(Task material begins)

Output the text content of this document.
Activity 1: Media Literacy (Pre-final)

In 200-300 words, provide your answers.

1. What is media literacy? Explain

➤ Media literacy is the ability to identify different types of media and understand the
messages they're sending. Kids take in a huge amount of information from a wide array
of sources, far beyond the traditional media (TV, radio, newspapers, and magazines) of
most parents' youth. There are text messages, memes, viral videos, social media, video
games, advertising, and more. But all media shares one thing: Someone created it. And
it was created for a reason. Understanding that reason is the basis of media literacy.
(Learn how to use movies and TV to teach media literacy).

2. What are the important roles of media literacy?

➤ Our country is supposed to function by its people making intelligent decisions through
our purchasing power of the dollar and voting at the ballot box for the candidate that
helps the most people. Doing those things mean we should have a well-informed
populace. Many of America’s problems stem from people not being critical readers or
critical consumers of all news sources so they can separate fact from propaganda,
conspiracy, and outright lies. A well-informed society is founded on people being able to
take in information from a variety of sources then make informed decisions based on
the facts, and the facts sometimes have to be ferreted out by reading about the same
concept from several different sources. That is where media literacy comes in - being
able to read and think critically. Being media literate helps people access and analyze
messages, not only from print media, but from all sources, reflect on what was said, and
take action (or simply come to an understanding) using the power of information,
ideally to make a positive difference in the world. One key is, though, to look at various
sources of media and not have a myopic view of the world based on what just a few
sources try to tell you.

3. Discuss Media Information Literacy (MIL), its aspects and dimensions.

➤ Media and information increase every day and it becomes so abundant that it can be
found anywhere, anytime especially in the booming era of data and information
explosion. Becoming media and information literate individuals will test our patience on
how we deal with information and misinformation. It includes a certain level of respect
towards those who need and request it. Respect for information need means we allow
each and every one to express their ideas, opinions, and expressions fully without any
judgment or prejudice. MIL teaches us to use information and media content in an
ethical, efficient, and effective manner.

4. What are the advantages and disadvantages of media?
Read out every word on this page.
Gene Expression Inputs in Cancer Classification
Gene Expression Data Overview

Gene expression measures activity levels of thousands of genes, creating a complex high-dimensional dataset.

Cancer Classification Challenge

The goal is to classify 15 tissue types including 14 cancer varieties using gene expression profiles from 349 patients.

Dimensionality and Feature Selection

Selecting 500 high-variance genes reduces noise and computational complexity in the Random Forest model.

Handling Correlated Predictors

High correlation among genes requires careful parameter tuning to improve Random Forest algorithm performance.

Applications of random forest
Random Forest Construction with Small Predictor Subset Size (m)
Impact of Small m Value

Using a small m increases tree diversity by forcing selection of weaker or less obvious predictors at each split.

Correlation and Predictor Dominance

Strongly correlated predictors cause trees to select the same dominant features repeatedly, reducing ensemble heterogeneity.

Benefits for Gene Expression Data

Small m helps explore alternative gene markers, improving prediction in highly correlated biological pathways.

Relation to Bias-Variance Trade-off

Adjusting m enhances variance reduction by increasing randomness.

(Task material ends)

Problem description = Check each line of the entries above for the string "make", and return those that contain it.

Answer to this task =
take in information from a variety of sources then make informed decisions based on
ideally to make a positive difference in the world. One key is, though, to look at various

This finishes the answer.